JOB. Output the material word for word. Leave each picture out.

RECORDS TO PROCESS.

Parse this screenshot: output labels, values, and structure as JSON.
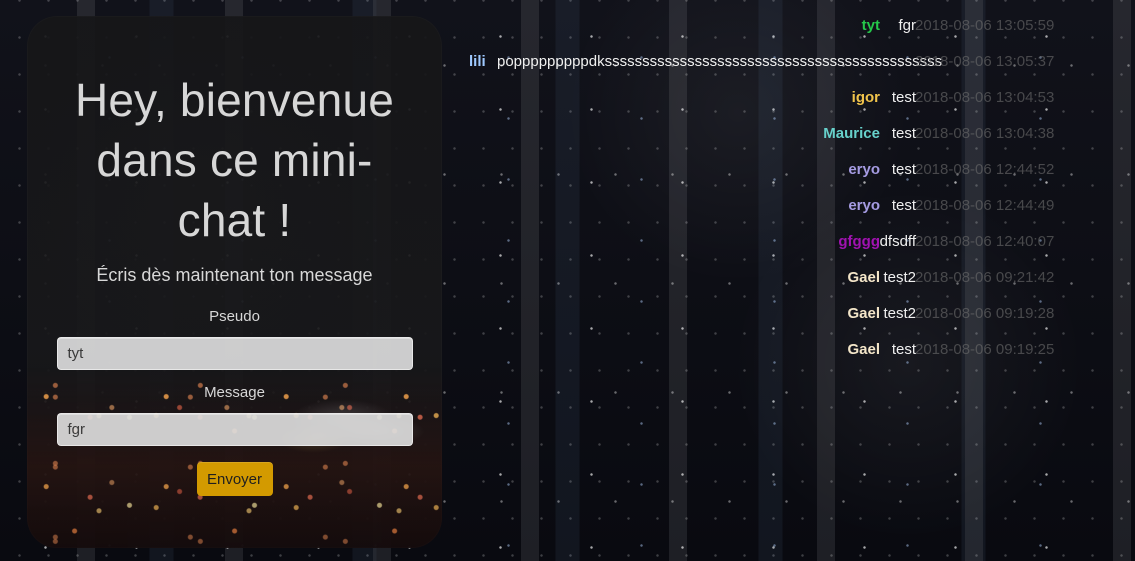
{
  "panel": {
    "title_lines": [
      "Hey, bienvenue",
      "dans ce mini-",
      "chat !"
    ],
    "subtitle": "Écris dès maintenant ton message",
    "pseudo_label": "Pseudo",
    "pseudo_value": "tyt",
    "message_label": "Message",
    "message_value": "fgr",
    "submit_label": "Envoyer"
  },
  "colors": {
    "accent": "#d39a00",
    "panel_bg": "#18181a",
    "text": "#d8d8d8",
    "timestamp": "#6e6e6e"
  },
  "messages": [
    {
      "user": "tyt",
      "text": "fgr",
      "time": "2018-08-06 13:05:59",
      "user_color": "#25c84a"
    },
    {
      "user": "lili",
      "text": "popppppppppdksssssssssssssssssssssssssssssssssssssssssssss",
      "time": "2018-08-06 13:05:37",
      "user_color": "#9fc9ff"
    },
    {
      "user": "igor",
      "text": "test",
      "time": "2018-08-06 13:04:53",
      "user_color": "#f1c44b"
    },
    {
      "user": "Maurice",
      "text": "test",
      "time": "2018-08-06 13:04:38",
      "user_color": "#67d1cb"
    },
    {
      "user": "eryo",
      "text": "test",
      "time": "2018-08-06 12:44:52",
      "user_color": "#a59be2"
    },
    {
      "user": "eryo",
      "text": "test",
      "time": "2018-08-06 12:44:49",
      "user_color": "#a59be2"
    },
    {
      "user": "gfggg",
      "text": "dfsdff",
      "time": "2018-08-06 12:40:07",
      "user_color": "#a112b1"
    },
    {
      "user": "Gael",
      "text": "test2",
      "time": "2018-08-06 09:21:42",
      "user_color": "#f3e5c8"
    },
    {
      "user": "Gael",
      "text": "test2",
      "time": "2018-08-06 09:19:28",
      "user_color": "#f3e5c8"
    },
    {
      "user": "Gael",
      "text": "test",
      "time": "2018-08-06 09:19:25",
      "user_color": "#f3e5c8"
    }
  ]
}
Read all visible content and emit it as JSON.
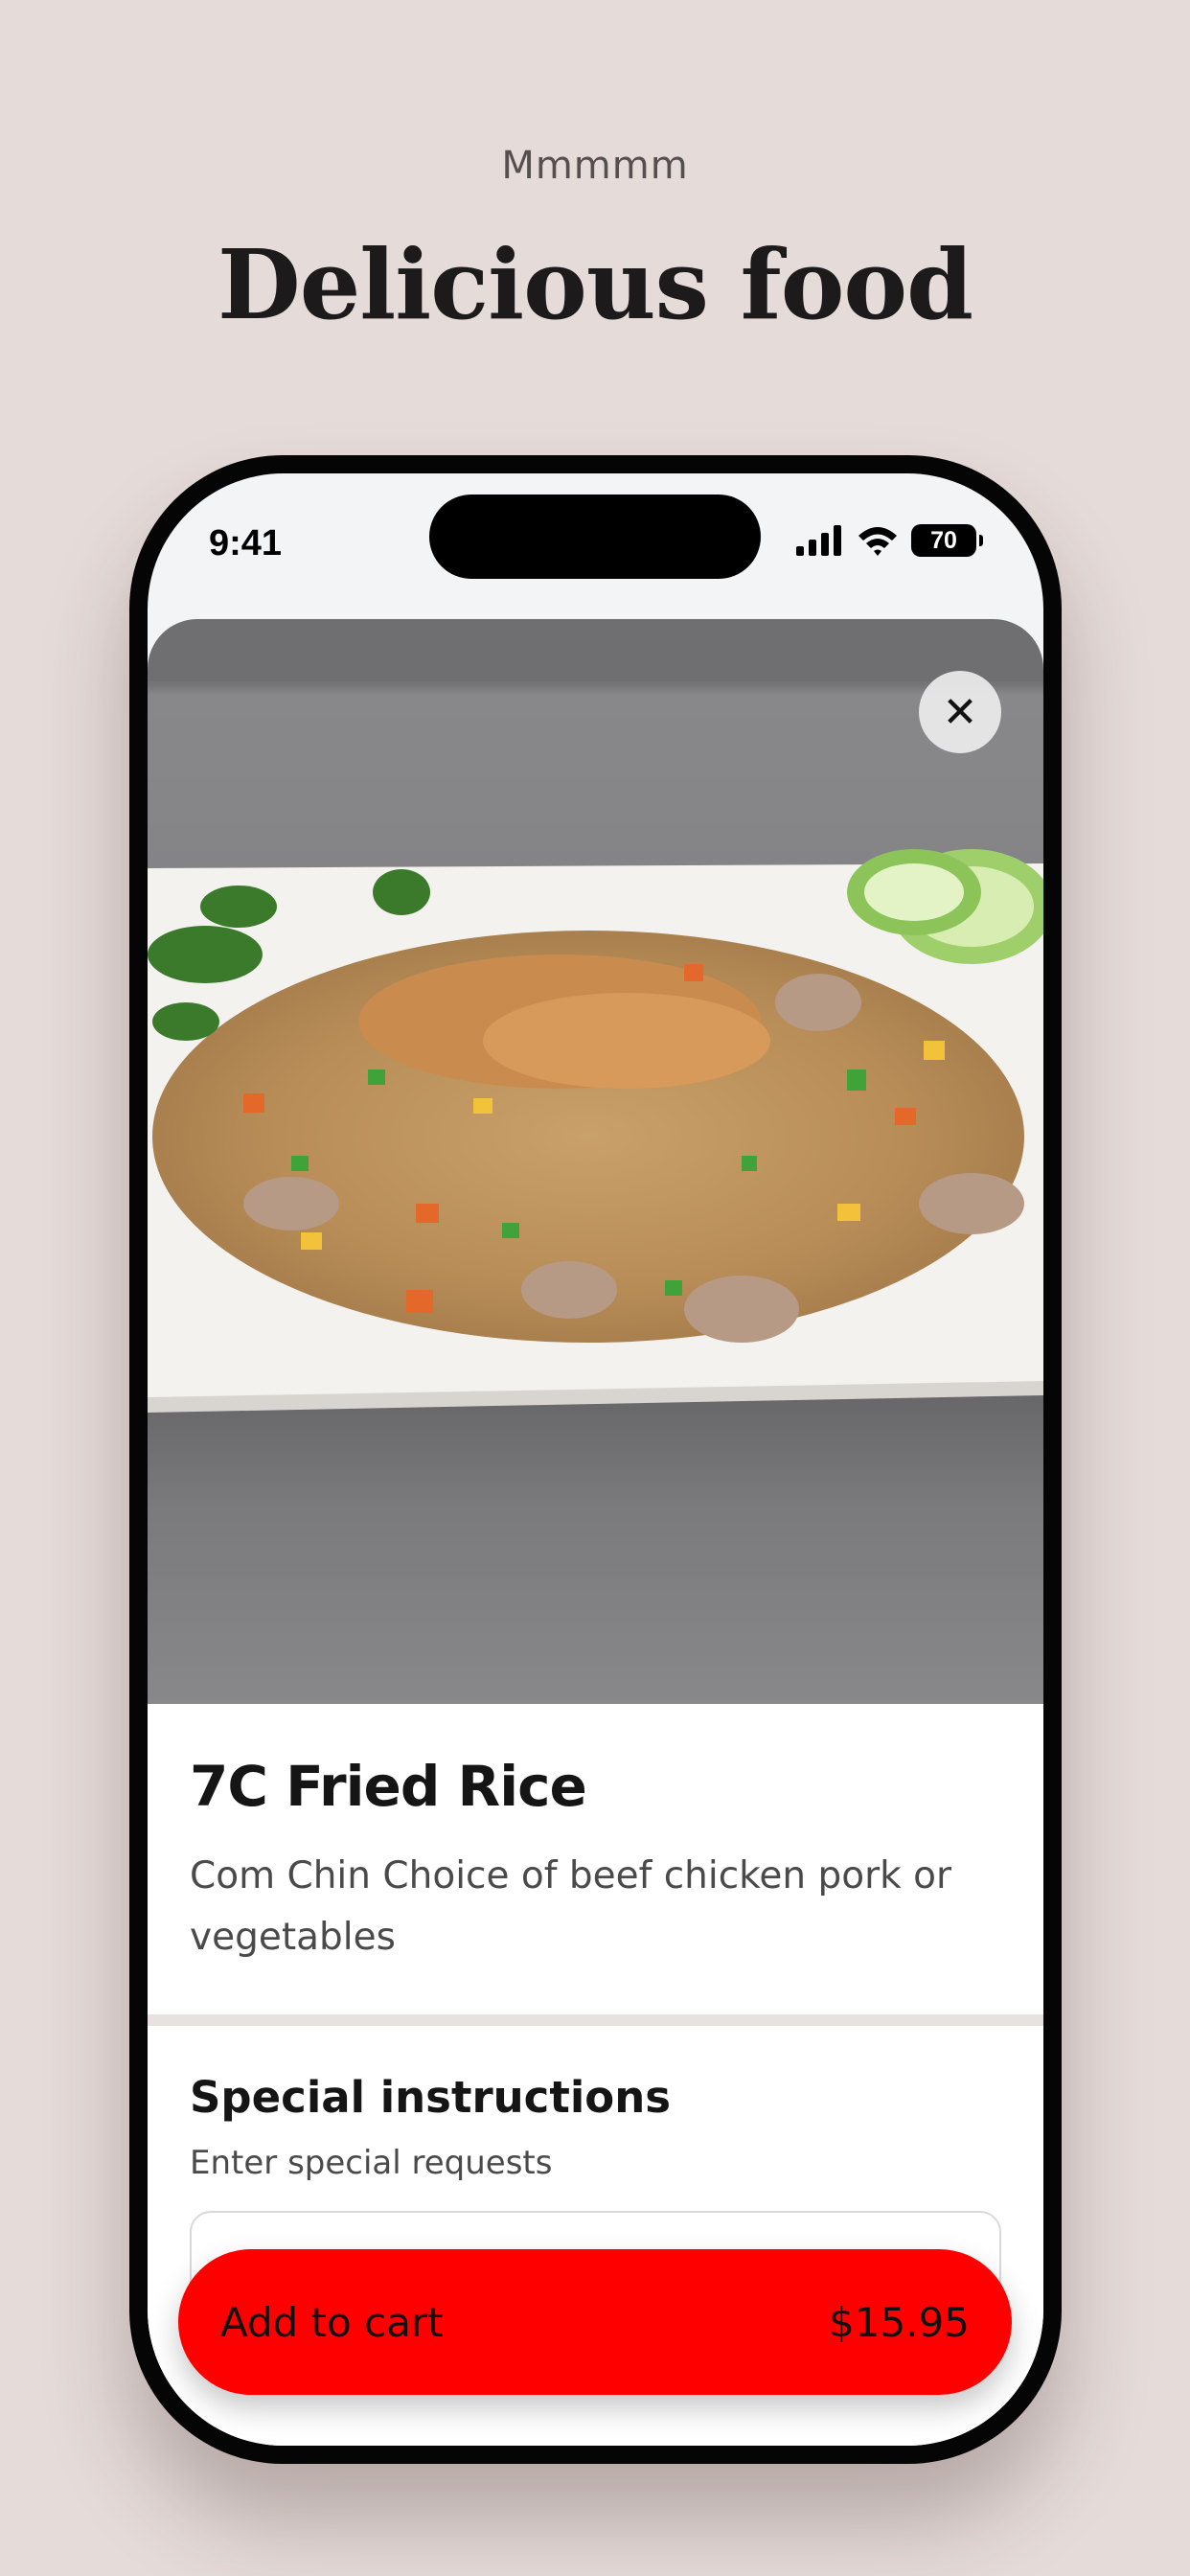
{
  "page": {
    "eyebrow": "Mmmmm",
    "headline": "Delicious food"
  },
  "status_bar": {
    "time": "9:41",
    "battery": "70"
  },
  "item": {
    "close_icon": "close-icon",
    "title": "7C Fried Rice",
    "description": "Com Chin Choice of beef chicken pork or vegetables"
  },
  "special_instructions": {
    "title": "Special instructions",
    "subtitle": "Enter special requests",
    "value": "",
    "placeholder": ""
  },
  "cart": {
    "label": "Add to cart",
    "price": "$15.95"
  },
  "colors": {
    "background": "#e5dbd9",
    "accent": "#ff0000"
  }
}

RESPONSE TO THIS EXERCISE.
Parse this screenshot: output labels, values, and structure as JSON.
{
  "panel": {
    "title_lines": [
      "Hey, bienvenue",
      "dans ce mini-",
      "chat !"
    ],
    "subtitle": "Écris dès maintenant ton message",
    "pseudo_label": "Pseudo",
    "pseudo_value": "tyt",
    "message_label": "Message",
    "message_value": "fgr",
    "submit_label": "Envoyer"
  },
  "colors": {
    "accent": "#d39a00",
    "panel_bg": "#18181a",
    "text": "#d8d8d8",
    "timestamp": "#6e6e6e"
  },
  "messages": [
    {
      "user": "tyt",
      "text": "fgr",
      "time": "2018-08-06 13:05:59",
      "user_color": "#25c84a"
    },
    {
      "user": "lili",
      "text": "popppppppppdksssssssssssssssssssssssssssssssssssssssssssss",
      "time": "2018-08-06 13:05:37",
      "user_color": "#9fc9ff"
    },
    {
      "user": "igor",
      "text": "test",
      "time": "2018-08-06 13:04:53",
      "user_color": "#f1c44b"
    },
    {
      "user": "Maurice",
      "text": "test",
      "time": "2018-08-06 13:04:38",
      "user_color": "#67d1cb"
    },
    {
      "user": "eryo",
      "text": "test",
      "time": "2018-08-06 12:44:52",
      "user_color": "#a59be2"
    },
    {
      "user": "eryo",
      "text": "test",
      "time": "2018-08-06 12:44:49",
      "user_color": "#a59be2"
    },
    {
      "user": "gfggg",
      "text": "dfsdff",
      "time": "2018-08-06 12:40:07",
      "user_color": "#a112b1"
    },
    {
      "user": "Gael",
      "text": "test2",
      "time": "2018-08-06 09:21:42",
      "user_color": "#f3e5c8"
    },
    {
      "user": "Gael",
      "text": "test2",
      "time": "2018-08-06 09:19:28",
      "user_color": "#f3e5c8"
    },
    {
      "user": "Gael",
      "text": "test",
      "time": "2018-08-06 09:19:25",
      "user_color": "#f3e5c8"
    }
  ]
}
Read all visible content and emit it as JSON.
{
  "page": {
    "eyebrow": "Mmmmm",
    "headline": "Delicious food"
  },
  "status_bar": {
    "time": "9:41",
    "battery": "70"
  },
  "item": {
    "close_icon": "close-icon",
    "title": "7C Fried Rice",
    "description": "Com Chin Choice of beef chicken pork or vegetables"
  },
  "special_instructions": {
    "title": "Special instructions",
    "subtitle": "Enter special requests",
    "value": "",
    "placeholder": ""
  },
  "cart": {
    "label": "Add to cart",
    "price": "$15.95"
  },
  "colors": {
    "background": "#e5dbd9",
    "accent": "#ff0000"
  }
}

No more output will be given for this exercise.